═════ Given data ═════

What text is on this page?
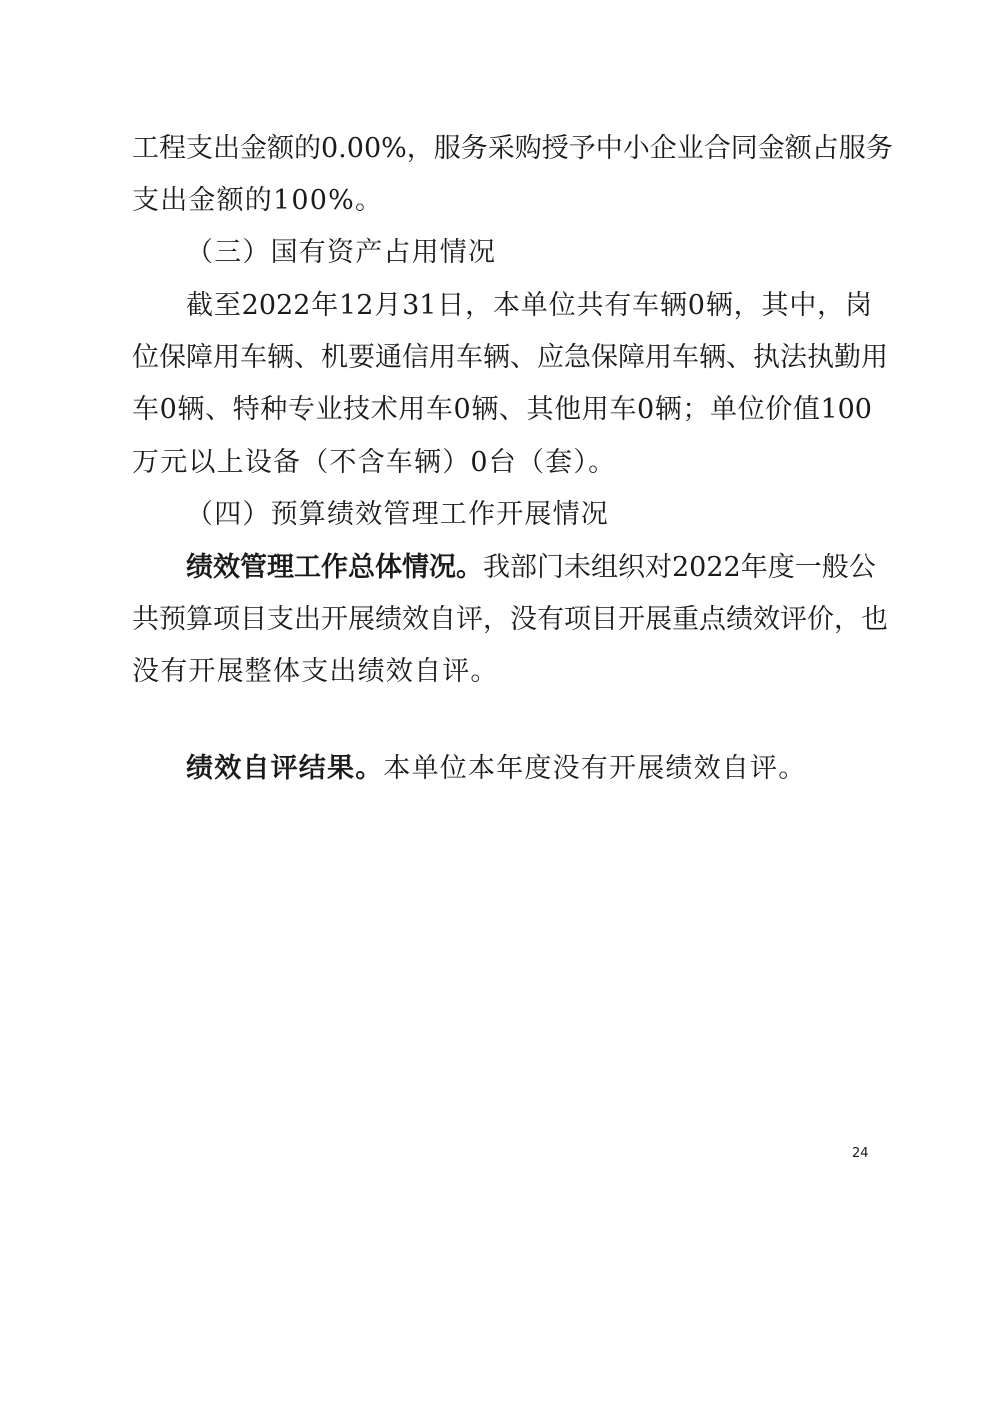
工程支出金额的0.00%，服务采购授予中小企业合同金额占服务
支出金额的100%。
（三）国有资产占用情况
截至2022年12月31日，本单位共有车辆0辆，其中，岗
位保障用车辆、机要通信用车辆、应急保障用车辆、执法执勤用
车0辆、特种专业技术用车0辆、其他用车0辆；单位价值100
万元以上设备（不含车辆）0台（套）。
（四）预算绩效管理工作开展情况
绩效管理工作总体情况。我部门未组织对2022年度一般公
共预算项目支出开展绩效自评，没有项目开展重点绩效评价，也
没有开展整体支出绩效自评。
绩效自评结果。本单位本年度没有开展绩效自评。
24
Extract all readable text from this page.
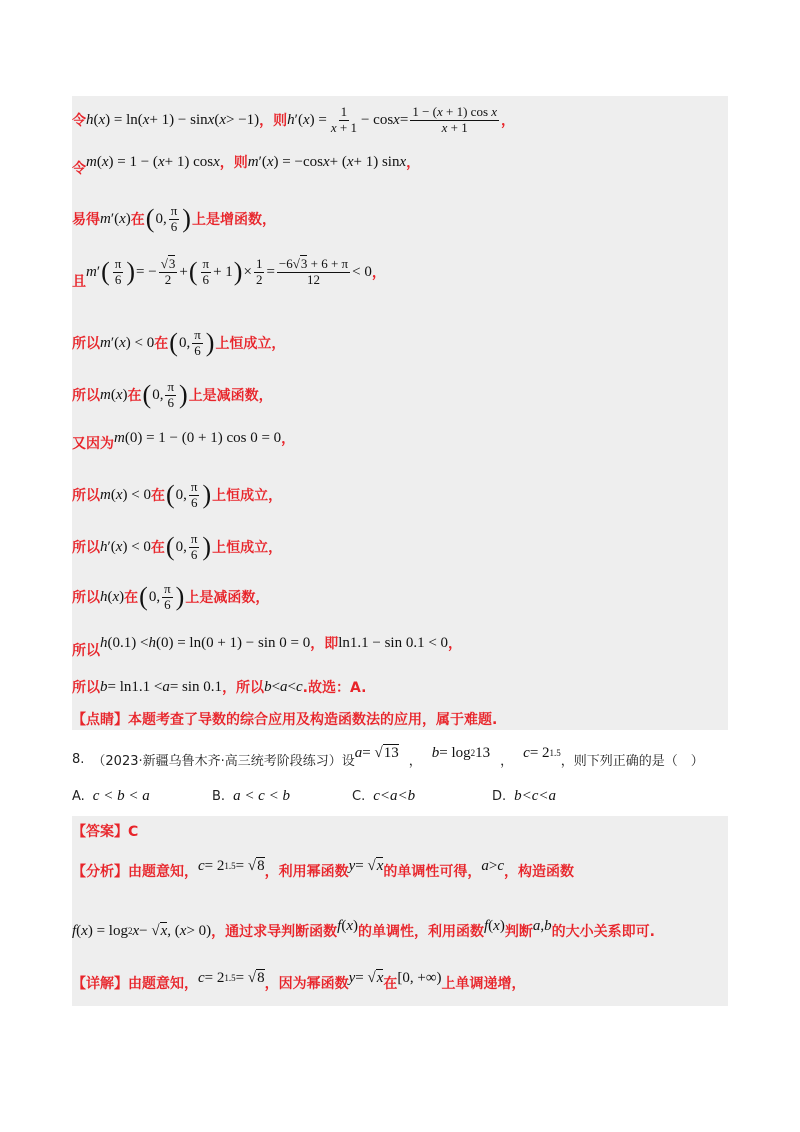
令 h ( x ) = ln( x + 1) − sin x ( x > −1) ，则 h ′( x ) = $\frac{1}{x + 1} - \cos x = \frac{\text{1 − (x + 1) cos x}}{x + 1}$ ，
令 m ( x ) = 1 − ( x + 1) cos x ，则 m ′( x ) = −cos x + ( x + 1) sin x ，
易得 m ′( x ) 在 ( 0, $\frac{\pi}{6}$ ) 上是增函数，
且
m ′ ( $\frac{\pi}{6}$ ) = − $\frac{√3}{2}$ + ( $\frac{\pi}{6} + 1$ ) × $\frac{1}{2} = \frac{-6√3 + 6 + \pi}{12} < 0$ ，
所以 m ′( x ) < 0 在 ( 0, $\frac{\pi}{6}$ ) 上恒成立，
所以 m ( x ) 在 ( 0, $\frac{\pi}{6}$ ) 上是减函数，
又因为 m (0) = 1 − (0 + 1) cos 0 = 0 ，
所以 m ( x ) < 0 在 ( 0, $\frac{\pi}{6}$ ) 上恒成立，
所以 h ′( x ) < 0 在 ( 0, $\frac{\pi}{6}$ ) 上恒成立，
所以 h ( x ) 在 ( 0, $\frac{\pi}{6}$ ) 上是减函数，
所以
h (0.1) < h (0) = ln(0 + 1) − sin 0 = 0 ，即 ln1.1 − sin 0.1 < 0 ，
所以 b = ln1.1 < a = sin 0.1 ，所以 b < a < c .故选：A.
【点睛】本题考查了导数的综合应用及构造函数法的应用，属于难题.
8. （2023·新疆乌鲁木齐·高三统考阶段练习）设
a = √ 13 ，
b = log 2 13
，
c = 2 1.5
，则下列正确的是（　）
A. c < b < a	B. a < c < b	C. c<a<b	D. b<c<a
【答案】C
【分析】由题意知， c = 2 1.5 = √ 8 ，利用幂函数 y = √ x 的单调性可得， a > c ，构造函数
f ( x ) = log 2 x − √ x , ( x > 0) ，通过求导判断函数 f ( x ) 的单调性，利用函数 f ( x ) 判断 a , b 的大小关系即可.
【详解】由题意知， c = 2 1.5 = √ 8 ，因为幂函数 y = √ x 在 [0, +∞) 上单调递增，
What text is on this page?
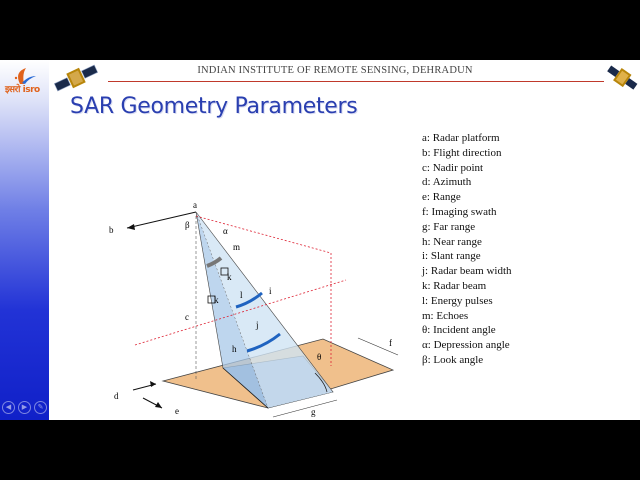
इसरो isro
INDIAN INSTITUTE OF REMOTE SENSING, DEHRADUN
SAR Geometry Parameters
a
b	β
α
m
k
k l	i
j
c
h
θ
f
d
e	g
a: Radar platform
b: Flight direction
c: Nadir point
d: Azimuth
e: Range
f: Imaging swath
g: Far range
h: Near range
i: Slant range
j: Radar beam width
k: Radar beam
l: Energy pulses
m: Echoes
θ: Incident angle
α: Depression angle
β: Look angle
◀	▶	✎	▭	⊕	⋯
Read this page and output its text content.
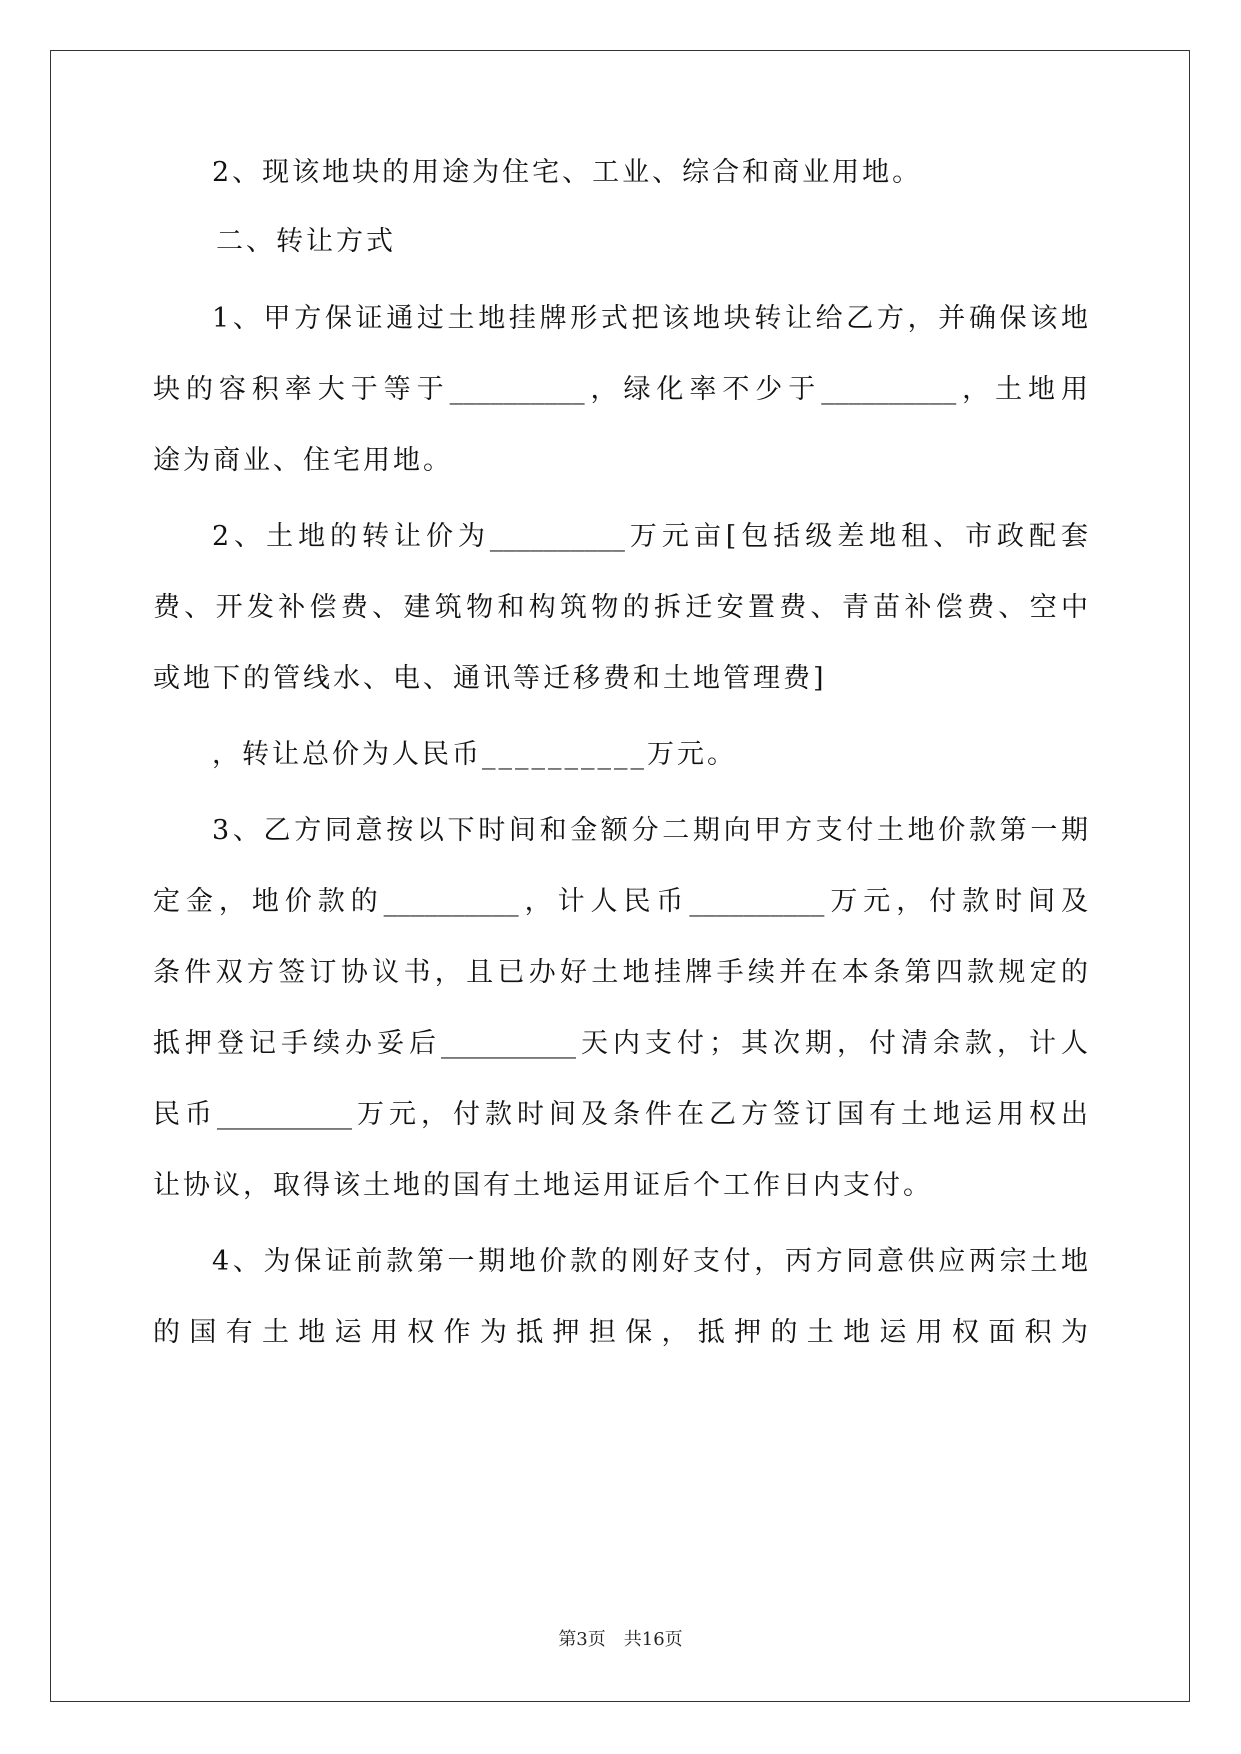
2、现该地块的用途为住宅、工业、综合和商业用地。
二、转让方式
1、甲方保证通过土地挂牌形式把该地块转让给乙方，并确保该地
块的容积率大于等于__________，绿化率不少于__________，土地用
途为商业、住宅用地。
2、土地的转让价为__________万元亩[包括级差地租、市政配套
费、开发补偿费、建筑物和构筑物的拆迁安置费、青苗补偿费、空中
或地下的管线水、电、通讯等迁移费和土地管理费]
，转让总价为人民币__________万元。
3、乙方同意按以下时间和金额分二期向甲方支付土地价款第一期
定金，地价款的__________，计人民币__________万元，付款时间及
条件双方签订协议书，且已办好土地挂牌手续并在本条第四款规定的
抵押登记手续办妥后__________天内支付；其次期，付清余款，计人
民币__________万元，付款时间及条件在乙方签订国有土地运用权出
让协议，取得该土地的国有土地运用证后个工作日内支付。
4、为保证前款第一期地价款的刚好支付，丙方同意供应两宗土地
的国有土地运用权作为抵押担保，抵押的土地运用权面积为
第3页　共16页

═════

Locate the lines above that contain "frac" and copy them.

令 h ( x ) = ln( x + 1) − sin x ( x > −1) ，则 h ′( x ) = $\frac{1}{x + 1} - \cos x = \frac{\text{1 − (x + 1) cos x}}{x + 1}$ ，
易得 m ′( x ) 在 ( 0, $\frac{\pi}{6}$ ) 上是增函数，
m ′ ( $\frac{\pi}{6}$ ) = − $\frac{√3}{2}$ + ( $\frac{\pi}{6} + 1$ ) × $\frac{1}{2} = \frac{-6√3 + 6 + \pi}{12} < 0$ ，
所以 m ′( x ) < 0 在 ( 0, $\frac{\pi}{6}$ ) 上恒成立，
所以 m ( x ) 在 ( 0, $\frac{\pi}{6}$ ) 上是减函数，
所以 m ( x ) < 0 在 ( 0, $\frac{\pi}{6}$ ) 上恒成立，
所以 h ′( x ) < 0 在 ( 0, $\frac{\pi}{6}$ ) 上恒成立，
所以 h ( x ) 在 ( 0, $\frac{\pi}{6}$ ) 上是减函数，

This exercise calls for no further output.